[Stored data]
——
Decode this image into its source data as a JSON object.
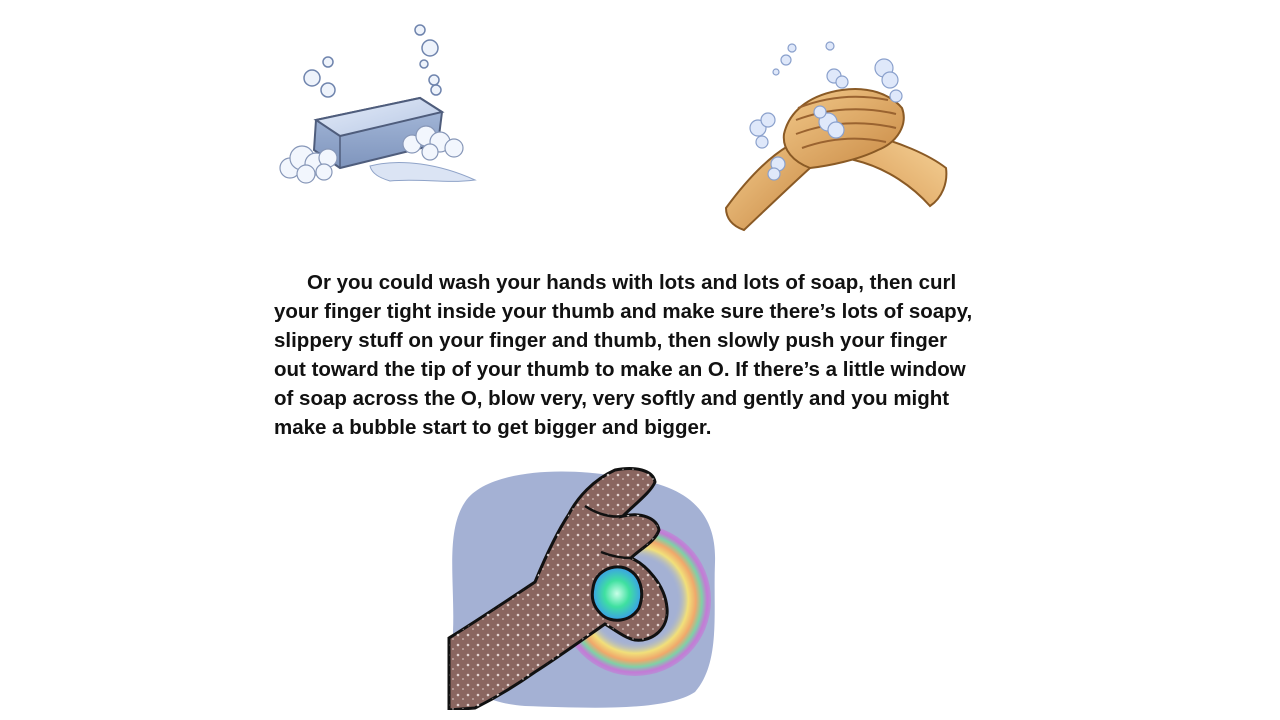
{
  "slide": {
    "paragraph": "Or you could wash your hands with lots and lots of soap, then curl your finger tight inside your thumb and make sure there’s lots of soapy, slippery stuff on your finger and thumb, then slowly push your finger out toward the tip of your thumb to make an O.  If there’s a little window of soap across the O, blow very, very softly and gently and you might make a bubble start to get bigger and bigger."
  },
  "illustrations": {
    "top_left": "soap-bar-with-bubbles",
    "top_right": "hands-washing-with-lather",
    "bottom": "soapy-hand-making-bubble"
  },
  "colors": {
    "background": "#ffffff",
    "text": "#111111",
    "soap": "#b8c9e6",
    "lather": "#dfe7f7",
    "skin_light": "#e7b46a",
    "skin_dark": "#8a6660",
    "bubble_backdrop": "#a4b1d4"
  }
}
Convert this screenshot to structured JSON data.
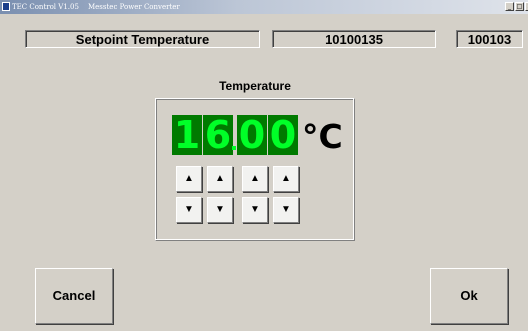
{
  "titlebar": {
    "app_title": "TEC Control V1.05",
    "subtitle": "Messtec Power Converter",
    "controls": {
      "minimize_icon": "minimize-icon",
      "maximize_icon": "maximize-icon",
      "close_icon": "close-icon"
    }
  },
  "header": {
    "setpoint_label": "Setpoint Temperature",
    "serial_number": "10100135",
    "device_code": "100103"
  },
  "temperature": {
    "label": "Temperature",
    "digits": [
      "1",
      "6",
      "0",
      "0"
    ],
    "value": "16.00",
    "unit": "°C"
  },
  "steppers": {
    "up_symbol": "▲",
    "down_symbol": "▼"
  },
  "buttons": {
    "cancel": "Cancel",
    "ok": "Ok"
  },
  "colors": {
    "window_bg": "#d4d0c8",
    "digit_bg": "#007a00",
    "digit_fg": "#00ff28"
  }
}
——
WRITTEN EXERCISE:
Write out each line again precisely as it appears, skipping every picture.

FINAL RESULT:
Decode this image into its source data as a JSON object.
{
  "slide": {
    "paragraph": "Or you could wash your hands with lots and lots of soap, then curl your finger tight inside your thumb and make sure there’s lots of soapy, slippery stuff on your finger and thumb, then slowly push your finger out toward the tip of your thumb to make an O.  If there’s a little window of soap across the O, blow very, very softly and gently and you might make a bubble start to get bigger and bigger."
  },
  "illustrations": {
    "top_left": "soap-bar-with-bubbles",
    "top_right": "hands-washing-with-lather",
    "bottom": "soapy-hand-making-bubble"
  },
  "colors": {
    "background": "#ffffff",
    "text": "#111111",
    "soap": "#b8c9e6",
    "lather": "#dfe7f7",
    "skin_light": "#e7b46a",
    "skin_dark": "#8a6660",
    "bubble_backdrop": "#a4b1d4"
  }
}
Convert this screenshot to structured JSON data.
{
  "titlebar": {
    "app_title": "TEC Control V1.05",
    "subtitle": "Messtec Power Converter",
    "controls": {
      "minimize_icon": "minimize-icon",
      "maximize_icon": "maximize-icon",
      "close_icon": "close-icon"
    }
  },
  "header": {
    "setpoint_label": "Setpoint Temperature",
    "serial_number": "10100135",
    "device_code": "100103"
  },
  "temperature": {
    "label": "Temperature",
    "digits": [
      "1",
      "6",
      "0",
      "0"
    ],
    "value": "16.00",
    "unit": "°C"
  },
  "steppers": {
    "up_symbol": "▲",
    "down_symbol": "▼"
  },
  "buttons": {
    "cancel": "Cancel",
    "ok": "Ok"
  },
  "colors": {
    "window_bg": "#d4d0c8",
    "digit_bg": "#007a00",
    "digit_fg": "#00ff28"
  }
}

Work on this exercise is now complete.